Work to complete: Where the data below has the string "Barcelona", return the whole line.

Provided records:
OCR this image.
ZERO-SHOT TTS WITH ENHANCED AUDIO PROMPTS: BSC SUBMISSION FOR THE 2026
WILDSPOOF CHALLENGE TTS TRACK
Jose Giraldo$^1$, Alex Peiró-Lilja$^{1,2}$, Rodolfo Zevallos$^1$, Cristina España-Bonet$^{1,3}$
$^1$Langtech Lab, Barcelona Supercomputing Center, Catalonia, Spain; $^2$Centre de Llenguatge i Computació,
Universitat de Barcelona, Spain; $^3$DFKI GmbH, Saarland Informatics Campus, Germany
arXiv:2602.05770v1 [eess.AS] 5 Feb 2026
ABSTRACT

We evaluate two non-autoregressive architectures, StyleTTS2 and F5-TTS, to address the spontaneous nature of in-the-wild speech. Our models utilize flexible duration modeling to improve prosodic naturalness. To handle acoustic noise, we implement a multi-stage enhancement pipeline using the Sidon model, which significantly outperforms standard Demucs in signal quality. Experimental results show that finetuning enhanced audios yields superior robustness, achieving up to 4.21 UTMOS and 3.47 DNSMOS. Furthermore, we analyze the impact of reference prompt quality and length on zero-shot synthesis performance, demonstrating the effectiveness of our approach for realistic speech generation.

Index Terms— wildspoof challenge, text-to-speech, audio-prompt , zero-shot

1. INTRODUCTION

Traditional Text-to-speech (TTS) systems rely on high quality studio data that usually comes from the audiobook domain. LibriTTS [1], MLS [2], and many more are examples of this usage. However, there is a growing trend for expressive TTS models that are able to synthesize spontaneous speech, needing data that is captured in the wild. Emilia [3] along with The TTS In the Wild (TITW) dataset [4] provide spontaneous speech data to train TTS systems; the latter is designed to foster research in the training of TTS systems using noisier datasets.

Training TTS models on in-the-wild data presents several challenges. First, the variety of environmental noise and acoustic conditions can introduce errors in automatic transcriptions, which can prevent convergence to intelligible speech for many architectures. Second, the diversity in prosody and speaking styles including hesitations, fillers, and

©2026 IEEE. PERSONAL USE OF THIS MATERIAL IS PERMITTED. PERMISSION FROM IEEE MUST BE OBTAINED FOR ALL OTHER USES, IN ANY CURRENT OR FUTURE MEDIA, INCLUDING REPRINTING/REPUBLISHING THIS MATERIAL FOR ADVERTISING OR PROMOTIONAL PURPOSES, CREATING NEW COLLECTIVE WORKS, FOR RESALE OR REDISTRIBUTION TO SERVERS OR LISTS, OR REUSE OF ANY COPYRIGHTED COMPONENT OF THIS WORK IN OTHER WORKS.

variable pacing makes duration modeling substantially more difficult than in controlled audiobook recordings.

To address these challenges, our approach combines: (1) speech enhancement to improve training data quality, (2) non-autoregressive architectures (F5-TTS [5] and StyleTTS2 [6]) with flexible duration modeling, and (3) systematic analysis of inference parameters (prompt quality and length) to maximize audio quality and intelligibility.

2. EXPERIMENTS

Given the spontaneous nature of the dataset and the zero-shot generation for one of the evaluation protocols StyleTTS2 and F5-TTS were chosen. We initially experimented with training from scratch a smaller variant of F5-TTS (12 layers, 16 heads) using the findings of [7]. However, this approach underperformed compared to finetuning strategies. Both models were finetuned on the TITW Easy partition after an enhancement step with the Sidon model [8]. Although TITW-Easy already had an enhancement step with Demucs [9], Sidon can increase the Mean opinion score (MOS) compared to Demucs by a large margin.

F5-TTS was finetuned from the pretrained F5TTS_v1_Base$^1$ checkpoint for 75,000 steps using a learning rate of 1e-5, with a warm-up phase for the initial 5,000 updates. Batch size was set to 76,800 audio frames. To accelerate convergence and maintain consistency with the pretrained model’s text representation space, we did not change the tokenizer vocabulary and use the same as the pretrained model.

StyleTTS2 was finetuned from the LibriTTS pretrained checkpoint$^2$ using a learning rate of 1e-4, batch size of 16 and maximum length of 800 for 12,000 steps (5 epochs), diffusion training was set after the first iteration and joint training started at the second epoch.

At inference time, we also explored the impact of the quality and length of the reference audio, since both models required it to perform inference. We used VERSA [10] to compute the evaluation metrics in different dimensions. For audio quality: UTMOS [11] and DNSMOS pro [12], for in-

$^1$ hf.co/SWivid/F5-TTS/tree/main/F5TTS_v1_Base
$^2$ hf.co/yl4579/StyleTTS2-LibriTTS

The reply:
$^1$Langtech Lab, Barcelona Supercomputing Center, Catalonia, Spain; $^2$Centre de Llenguatge i Computació,
Universitat de Barcelona, Spain; $^3$DFKI GmbH, Saarland Informatics Campus, Germany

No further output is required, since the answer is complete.